Extract each record and reproduce it exactly.

|---|

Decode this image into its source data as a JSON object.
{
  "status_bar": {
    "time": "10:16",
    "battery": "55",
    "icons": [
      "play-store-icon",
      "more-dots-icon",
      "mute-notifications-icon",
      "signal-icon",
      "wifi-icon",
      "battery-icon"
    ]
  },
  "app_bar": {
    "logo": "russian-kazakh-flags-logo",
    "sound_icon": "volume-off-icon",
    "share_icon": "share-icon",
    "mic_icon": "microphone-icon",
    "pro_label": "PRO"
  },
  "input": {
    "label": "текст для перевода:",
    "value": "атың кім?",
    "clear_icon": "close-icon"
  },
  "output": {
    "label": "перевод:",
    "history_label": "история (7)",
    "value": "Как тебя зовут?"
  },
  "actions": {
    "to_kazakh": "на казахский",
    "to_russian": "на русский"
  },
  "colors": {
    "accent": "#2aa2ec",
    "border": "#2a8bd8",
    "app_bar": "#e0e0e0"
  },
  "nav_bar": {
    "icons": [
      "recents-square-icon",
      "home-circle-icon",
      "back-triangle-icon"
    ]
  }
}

|---|

Solved problem:
Decode this image into its source data as a JSON object.
{
  "status_bar": {
    "time": "10:16",
    "battery": "55",
    "icons": [
      "play-store-icon",
      "more-dots-icon",
      "mute-notifications-icon",
      "signal-icon",
      "wifi-icon",
      "battery-icon"
    ]
  },
  "app_bar": {
    "logo": "russian-kazakh-flags-logo",
    "sound_icon": "volume-off-icon",
    "share_icon": "share-icon",
    "mic_icon": "microphone-icon",
    "pro_label": "PRO"
  },
  "input": {
    "label": "текст для перевода:",
    "value": "атың кім?",
    "clear_icon": "close-icon"
  },
  "output": {
    "label": "перевод:",
    "history_label": "история (7)",
    "value": "Как тебя зовут?"
  },
  "actions": {
    "to_kazakh": "на казахский",
    "to_russian": "на русский"
  },
  "colors": {
    "accent": "#2aa2ec",
    "border": "#2a8bd8",
    "app_bar": "#e0e0e0"
  },
  "nav_bar": {
    "icons": [
      "recents-square-icon",
      "home-circle-icon",
      "back-triangle-icon"
    ]
  }
}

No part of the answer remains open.